What to work on
Identify each line containing the word "Quarterly" and copy it.

Stored dataset items:
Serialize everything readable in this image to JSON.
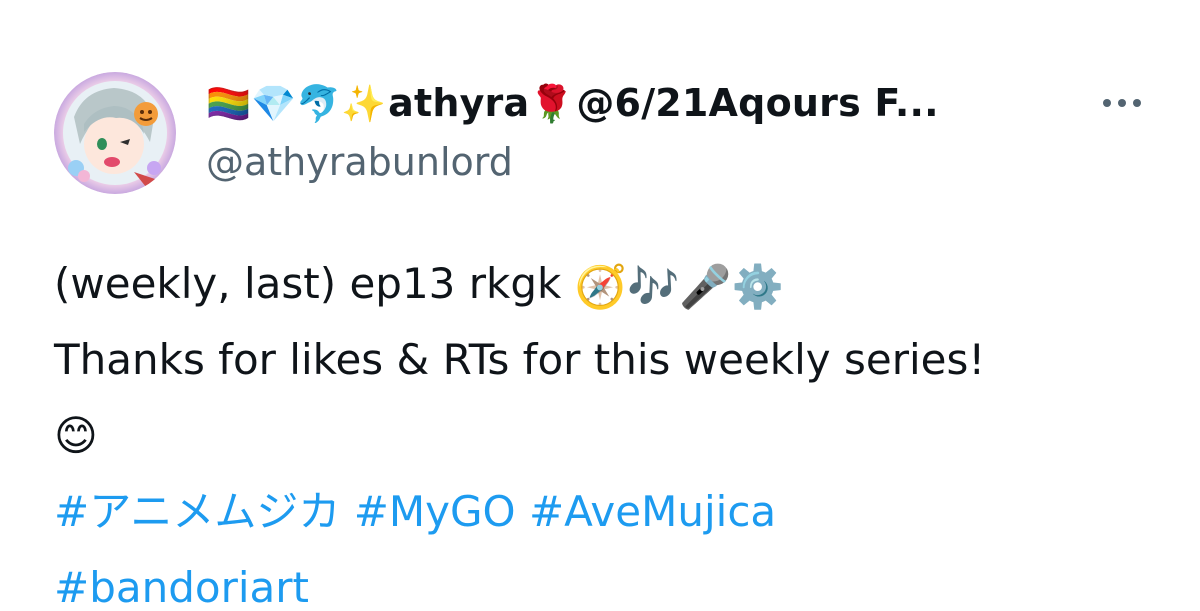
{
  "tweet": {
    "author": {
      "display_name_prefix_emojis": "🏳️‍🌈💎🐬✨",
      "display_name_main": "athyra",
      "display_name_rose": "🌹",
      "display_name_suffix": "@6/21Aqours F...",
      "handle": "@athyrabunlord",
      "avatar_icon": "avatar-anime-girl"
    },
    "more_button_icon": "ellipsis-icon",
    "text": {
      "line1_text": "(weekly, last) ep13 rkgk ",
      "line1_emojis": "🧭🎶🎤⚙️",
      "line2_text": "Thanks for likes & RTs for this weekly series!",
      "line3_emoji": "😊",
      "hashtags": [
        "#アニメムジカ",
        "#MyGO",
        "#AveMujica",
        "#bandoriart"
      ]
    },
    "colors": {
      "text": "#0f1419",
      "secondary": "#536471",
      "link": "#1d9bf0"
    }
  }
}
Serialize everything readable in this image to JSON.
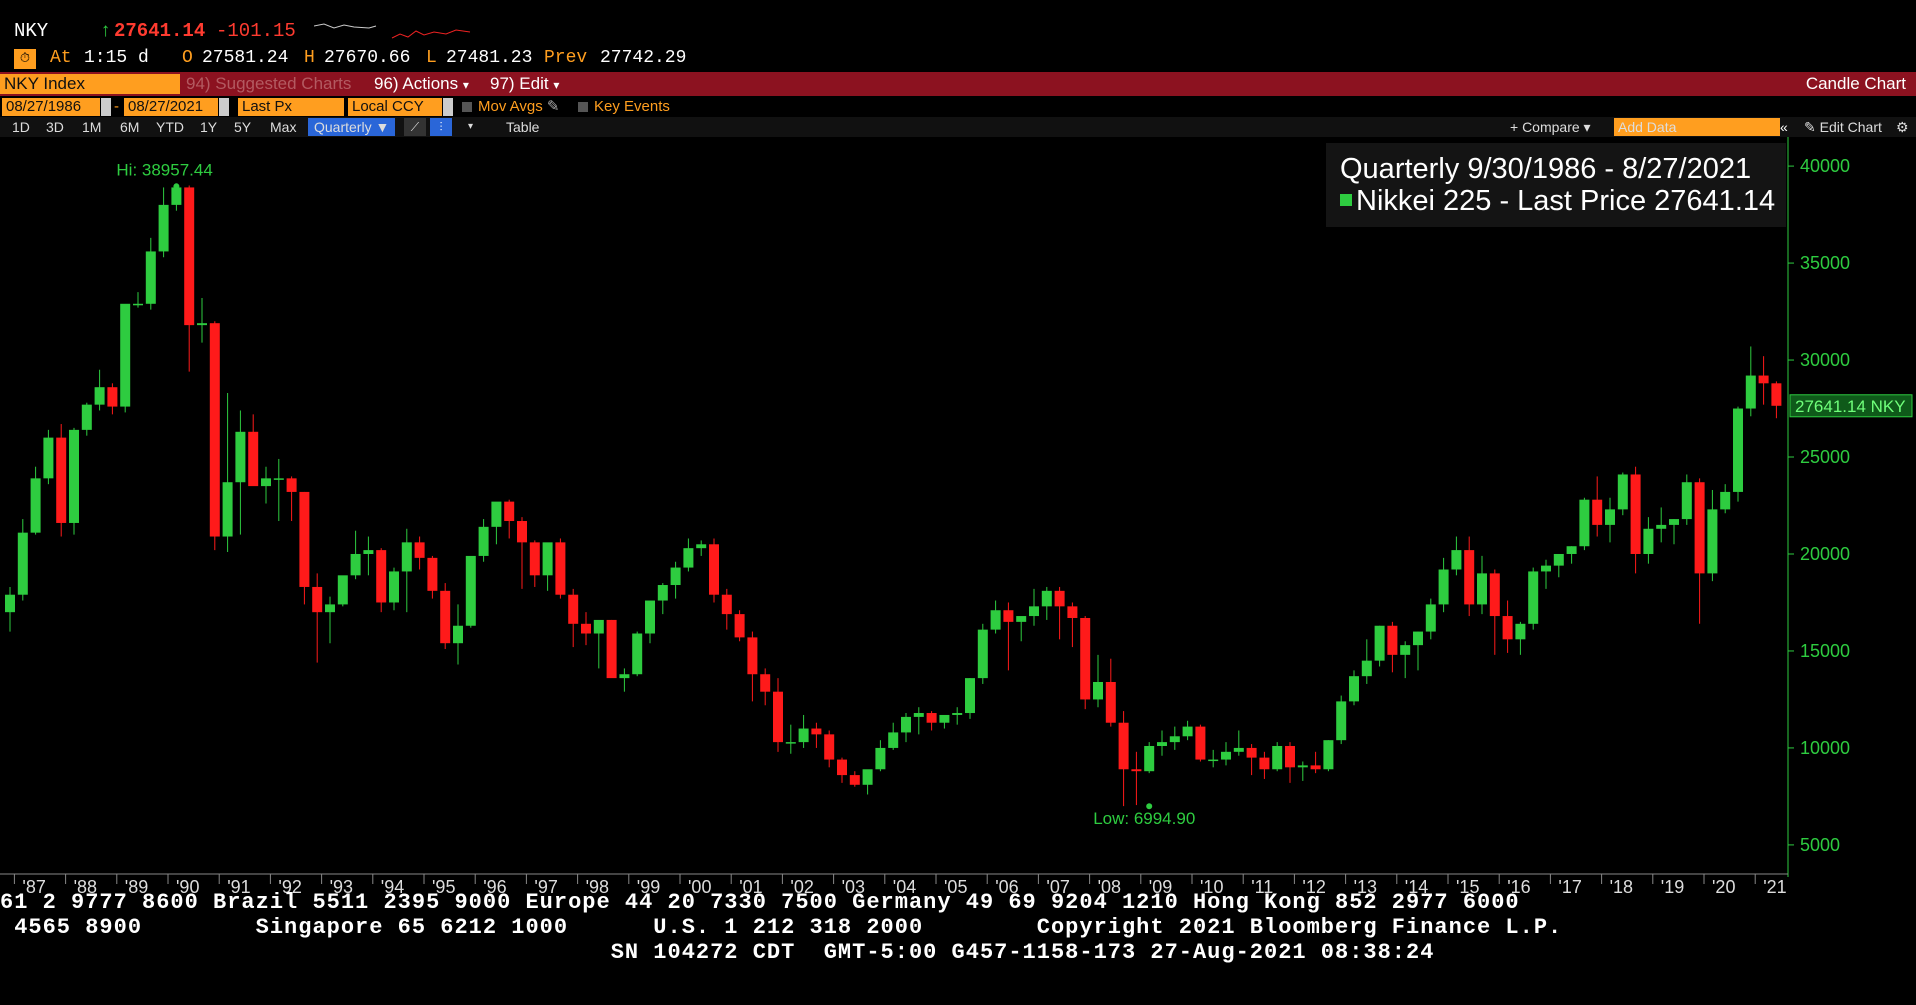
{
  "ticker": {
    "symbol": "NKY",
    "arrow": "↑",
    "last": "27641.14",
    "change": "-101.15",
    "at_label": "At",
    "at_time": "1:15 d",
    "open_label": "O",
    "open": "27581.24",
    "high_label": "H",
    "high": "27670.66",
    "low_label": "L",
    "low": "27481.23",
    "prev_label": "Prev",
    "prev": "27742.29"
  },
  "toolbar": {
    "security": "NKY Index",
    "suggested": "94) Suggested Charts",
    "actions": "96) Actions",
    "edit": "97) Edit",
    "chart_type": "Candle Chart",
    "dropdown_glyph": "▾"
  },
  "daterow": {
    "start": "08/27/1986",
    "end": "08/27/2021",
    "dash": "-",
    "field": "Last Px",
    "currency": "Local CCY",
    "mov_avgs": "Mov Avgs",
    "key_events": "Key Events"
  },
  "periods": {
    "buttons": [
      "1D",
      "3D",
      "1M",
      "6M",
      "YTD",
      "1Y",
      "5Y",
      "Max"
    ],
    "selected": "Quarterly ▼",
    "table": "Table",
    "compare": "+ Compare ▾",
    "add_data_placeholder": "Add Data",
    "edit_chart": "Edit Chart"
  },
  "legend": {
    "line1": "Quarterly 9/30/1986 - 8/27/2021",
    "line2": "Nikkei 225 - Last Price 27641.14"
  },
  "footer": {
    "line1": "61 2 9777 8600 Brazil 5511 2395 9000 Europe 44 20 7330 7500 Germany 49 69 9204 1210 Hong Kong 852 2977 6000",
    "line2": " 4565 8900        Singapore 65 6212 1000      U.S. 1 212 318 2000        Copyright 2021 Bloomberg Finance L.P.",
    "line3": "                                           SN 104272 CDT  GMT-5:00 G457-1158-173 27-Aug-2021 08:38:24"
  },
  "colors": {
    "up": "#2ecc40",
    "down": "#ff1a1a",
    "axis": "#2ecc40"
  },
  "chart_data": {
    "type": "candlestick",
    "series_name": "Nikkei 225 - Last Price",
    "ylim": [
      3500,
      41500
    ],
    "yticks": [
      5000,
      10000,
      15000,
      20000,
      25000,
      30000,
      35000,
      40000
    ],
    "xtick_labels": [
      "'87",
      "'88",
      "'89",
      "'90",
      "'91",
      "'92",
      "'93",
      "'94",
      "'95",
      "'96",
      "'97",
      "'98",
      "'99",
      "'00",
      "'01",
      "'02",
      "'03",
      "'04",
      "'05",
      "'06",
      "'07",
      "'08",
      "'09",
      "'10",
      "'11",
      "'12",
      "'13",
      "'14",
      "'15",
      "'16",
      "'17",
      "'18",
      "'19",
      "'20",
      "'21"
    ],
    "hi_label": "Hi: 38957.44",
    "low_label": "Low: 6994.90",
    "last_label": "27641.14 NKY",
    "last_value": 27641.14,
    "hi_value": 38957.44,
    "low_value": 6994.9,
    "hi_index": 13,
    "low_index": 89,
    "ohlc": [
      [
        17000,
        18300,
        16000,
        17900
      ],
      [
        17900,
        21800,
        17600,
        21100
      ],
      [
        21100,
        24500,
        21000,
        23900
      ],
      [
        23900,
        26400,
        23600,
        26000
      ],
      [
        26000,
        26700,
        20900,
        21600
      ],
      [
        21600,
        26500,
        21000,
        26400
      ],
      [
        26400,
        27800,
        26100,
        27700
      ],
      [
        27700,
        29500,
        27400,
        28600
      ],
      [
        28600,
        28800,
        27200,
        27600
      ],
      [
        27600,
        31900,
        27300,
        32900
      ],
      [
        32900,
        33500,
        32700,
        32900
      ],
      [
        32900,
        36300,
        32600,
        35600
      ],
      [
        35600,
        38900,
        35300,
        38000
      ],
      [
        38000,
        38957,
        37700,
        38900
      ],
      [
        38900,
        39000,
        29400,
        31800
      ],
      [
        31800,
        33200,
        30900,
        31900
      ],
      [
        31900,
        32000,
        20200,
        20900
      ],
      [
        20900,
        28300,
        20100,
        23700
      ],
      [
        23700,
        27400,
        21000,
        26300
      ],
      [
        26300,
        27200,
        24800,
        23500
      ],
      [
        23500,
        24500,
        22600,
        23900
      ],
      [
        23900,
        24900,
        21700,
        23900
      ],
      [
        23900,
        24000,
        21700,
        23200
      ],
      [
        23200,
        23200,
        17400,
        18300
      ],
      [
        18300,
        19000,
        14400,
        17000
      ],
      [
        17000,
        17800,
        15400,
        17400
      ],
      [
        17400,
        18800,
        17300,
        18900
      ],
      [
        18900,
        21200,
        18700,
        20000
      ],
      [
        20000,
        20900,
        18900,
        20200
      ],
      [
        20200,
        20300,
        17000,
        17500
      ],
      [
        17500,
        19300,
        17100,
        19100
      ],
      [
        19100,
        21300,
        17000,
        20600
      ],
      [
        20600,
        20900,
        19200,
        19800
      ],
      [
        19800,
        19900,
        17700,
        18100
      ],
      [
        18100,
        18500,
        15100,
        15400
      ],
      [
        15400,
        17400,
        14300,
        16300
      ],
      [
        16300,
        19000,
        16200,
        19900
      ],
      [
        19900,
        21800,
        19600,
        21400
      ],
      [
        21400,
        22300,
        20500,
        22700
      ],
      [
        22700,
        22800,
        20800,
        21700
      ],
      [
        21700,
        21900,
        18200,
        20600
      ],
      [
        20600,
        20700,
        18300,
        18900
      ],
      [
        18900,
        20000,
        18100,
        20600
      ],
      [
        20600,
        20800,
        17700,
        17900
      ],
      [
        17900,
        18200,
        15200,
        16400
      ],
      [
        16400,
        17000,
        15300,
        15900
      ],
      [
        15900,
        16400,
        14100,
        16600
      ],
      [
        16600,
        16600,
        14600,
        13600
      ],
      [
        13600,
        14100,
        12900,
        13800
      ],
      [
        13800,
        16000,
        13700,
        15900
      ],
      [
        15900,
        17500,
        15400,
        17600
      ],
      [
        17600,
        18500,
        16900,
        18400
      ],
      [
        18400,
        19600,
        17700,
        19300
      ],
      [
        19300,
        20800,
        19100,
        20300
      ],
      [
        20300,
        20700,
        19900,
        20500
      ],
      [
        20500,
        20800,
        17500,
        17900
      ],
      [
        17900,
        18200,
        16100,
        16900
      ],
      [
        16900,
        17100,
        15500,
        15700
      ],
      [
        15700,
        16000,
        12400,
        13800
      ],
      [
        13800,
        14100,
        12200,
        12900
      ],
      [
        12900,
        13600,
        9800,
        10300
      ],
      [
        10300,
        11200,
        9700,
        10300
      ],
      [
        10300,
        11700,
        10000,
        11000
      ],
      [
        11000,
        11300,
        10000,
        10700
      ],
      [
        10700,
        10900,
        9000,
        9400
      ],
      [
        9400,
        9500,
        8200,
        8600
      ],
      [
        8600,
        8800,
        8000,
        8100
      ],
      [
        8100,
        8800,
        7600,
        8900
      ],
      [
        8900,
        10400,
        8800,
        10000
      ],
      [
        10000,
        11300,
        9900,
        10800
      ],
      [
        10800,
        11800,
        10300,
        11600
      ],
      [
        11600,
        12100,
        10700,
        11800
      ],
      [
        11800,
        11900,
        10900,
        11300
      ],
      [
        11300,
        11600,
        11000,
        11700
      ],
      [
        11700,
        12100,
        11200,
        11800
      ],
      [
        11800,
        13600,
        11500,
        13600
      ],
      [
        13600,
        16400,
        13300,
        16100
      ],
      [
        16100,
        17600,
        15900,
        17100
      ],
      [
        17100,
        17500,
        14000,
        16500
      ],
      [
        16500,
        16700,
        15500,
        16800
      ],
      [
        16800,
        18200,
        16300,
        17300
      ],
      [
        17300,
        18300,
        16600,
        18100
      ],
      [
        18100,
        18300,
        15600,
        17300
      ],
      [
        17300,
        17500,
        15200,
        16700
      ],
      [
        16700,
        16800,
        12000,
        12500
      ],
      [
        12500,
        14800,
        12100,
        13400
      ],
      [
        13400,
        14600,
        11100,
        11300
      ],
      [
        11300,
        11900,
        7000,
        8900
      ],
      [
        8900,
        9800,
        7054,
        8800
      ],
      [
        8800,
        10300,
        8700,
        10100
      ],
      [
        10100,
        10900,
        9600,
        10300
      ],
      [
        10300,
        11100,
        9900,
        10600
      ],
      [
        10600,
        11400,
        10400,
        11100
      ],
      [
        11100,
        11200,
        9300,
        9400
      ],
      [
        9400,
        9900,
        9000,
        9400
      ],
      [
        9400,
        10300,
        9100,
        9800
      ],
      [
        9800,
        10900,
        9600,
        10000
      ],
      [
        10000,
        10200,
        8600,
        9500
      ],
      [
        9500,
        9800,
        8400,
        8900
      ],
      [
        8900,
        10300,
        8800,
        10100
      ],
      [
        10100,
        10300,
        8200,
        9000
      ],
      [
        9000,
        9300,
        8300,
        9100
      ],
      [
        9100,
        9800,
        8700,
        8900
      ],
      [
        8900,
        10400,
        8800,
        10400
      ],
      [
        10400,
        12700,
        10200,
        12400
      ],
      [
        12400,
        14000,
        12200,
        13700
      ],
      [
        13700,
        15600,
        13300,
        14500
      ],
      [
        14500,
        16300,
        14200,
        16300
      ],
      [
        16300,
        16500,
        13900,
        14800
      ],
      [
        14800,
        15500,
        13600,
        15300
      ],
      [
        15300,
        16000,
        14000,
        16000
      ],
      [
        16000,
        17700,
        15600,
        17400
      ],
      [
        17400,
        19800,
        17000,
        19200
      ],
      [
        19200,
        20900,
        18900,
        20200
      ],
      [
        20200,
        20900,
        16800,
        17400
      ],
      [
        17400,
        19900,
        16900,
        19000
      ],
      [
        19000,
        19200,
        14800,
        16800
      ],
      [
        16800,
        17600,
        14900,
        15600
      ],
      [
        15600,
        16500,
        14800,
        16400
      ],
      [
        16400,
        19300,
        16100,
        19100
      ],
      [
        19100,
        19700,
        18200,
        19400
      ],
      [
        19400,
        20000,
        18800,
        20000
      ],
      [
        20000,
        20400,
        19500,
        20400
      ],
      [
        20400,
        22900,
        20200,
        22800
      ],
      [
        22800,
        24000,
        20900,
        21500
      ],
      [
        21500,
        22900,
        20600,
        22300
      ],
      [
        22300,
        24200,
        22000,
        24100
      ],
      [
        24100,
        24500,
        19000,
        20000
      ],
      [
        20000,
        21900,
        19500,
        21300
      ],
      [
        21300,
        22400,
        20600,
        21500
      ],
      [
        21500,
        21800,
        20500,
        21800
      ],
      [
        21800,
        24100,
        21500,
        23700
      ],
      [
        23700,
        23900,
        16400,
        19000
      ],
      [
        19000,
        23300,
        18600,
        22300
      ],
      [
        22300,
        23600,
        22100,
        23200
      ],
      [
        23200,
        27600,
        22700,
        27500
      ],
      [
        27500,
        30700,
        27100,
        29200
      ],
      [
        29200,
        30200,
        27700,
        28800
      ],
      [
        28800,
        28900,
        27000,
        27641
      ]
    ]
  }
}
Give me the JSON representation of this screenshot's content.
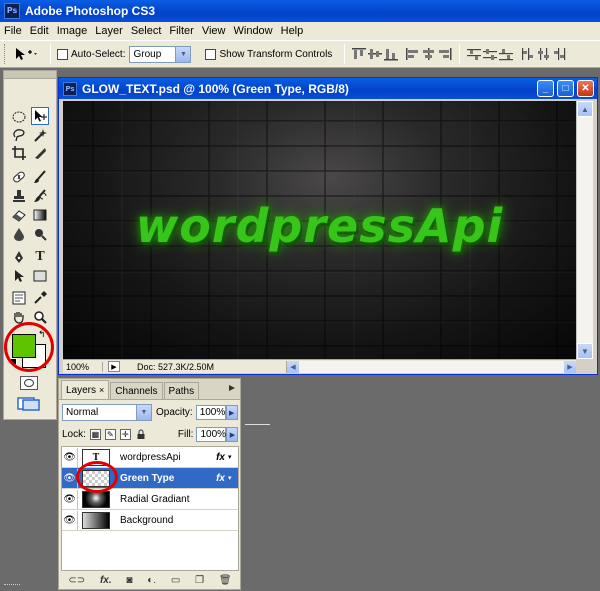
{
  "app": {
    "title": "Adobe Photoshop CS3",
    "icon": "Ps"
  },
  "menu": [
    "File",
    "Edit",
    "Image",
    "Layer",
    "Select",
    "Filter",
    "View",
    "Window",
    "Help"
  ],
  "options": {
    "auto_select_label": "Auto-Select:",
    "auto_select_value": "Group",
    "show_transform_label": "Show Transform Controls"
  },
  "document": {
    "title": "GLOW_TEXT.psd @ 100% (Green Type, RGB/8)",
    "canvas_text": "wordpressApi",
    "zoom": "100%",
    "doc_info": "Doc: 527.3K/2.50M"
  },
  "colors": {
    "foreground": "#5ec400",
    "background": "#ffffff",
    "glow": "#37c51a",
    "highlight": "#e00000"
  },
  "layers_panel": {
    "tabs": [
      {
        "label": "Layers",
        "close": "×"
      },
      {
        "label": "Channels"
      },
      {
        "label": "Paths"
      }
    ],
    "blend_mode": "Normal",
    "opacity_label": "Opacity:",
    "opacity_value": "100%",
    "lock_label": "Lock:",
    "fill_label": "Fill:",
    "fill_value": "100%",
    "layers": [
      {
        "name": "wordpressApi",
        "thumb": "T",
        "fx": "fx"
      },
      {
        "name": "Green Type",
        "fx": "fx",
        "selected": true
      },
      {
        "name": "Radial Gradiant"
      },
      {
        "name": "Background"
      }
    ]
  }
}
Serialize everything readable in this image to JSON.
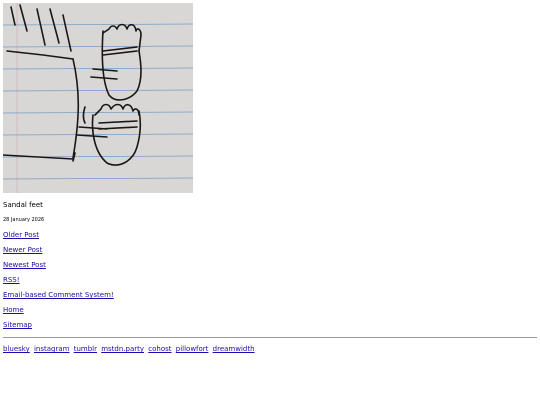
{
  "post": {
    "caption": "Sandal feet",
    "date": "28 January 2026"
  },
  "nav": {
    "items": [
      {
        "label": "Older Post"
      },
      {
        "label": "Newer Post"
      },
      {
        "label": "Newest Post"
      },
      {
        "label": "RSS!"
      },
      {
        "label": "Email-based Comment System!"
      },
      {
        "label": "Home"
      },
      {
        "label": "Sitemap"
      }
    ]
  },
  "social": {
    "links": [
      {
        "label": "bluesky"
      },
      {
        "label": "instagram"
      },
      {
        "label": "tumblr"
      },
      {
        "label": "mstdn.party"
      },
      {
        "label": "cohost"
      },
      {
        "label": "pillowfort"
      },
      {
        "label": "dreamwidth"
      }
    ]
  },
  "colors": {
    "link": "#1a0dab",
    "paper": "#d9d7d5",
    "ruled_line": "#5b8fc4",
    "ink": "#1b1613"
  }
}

Written reply
    "selected": "Quarterly ▼",
    "line1": "Quarterly 9/30/1986 - 8/27/2021",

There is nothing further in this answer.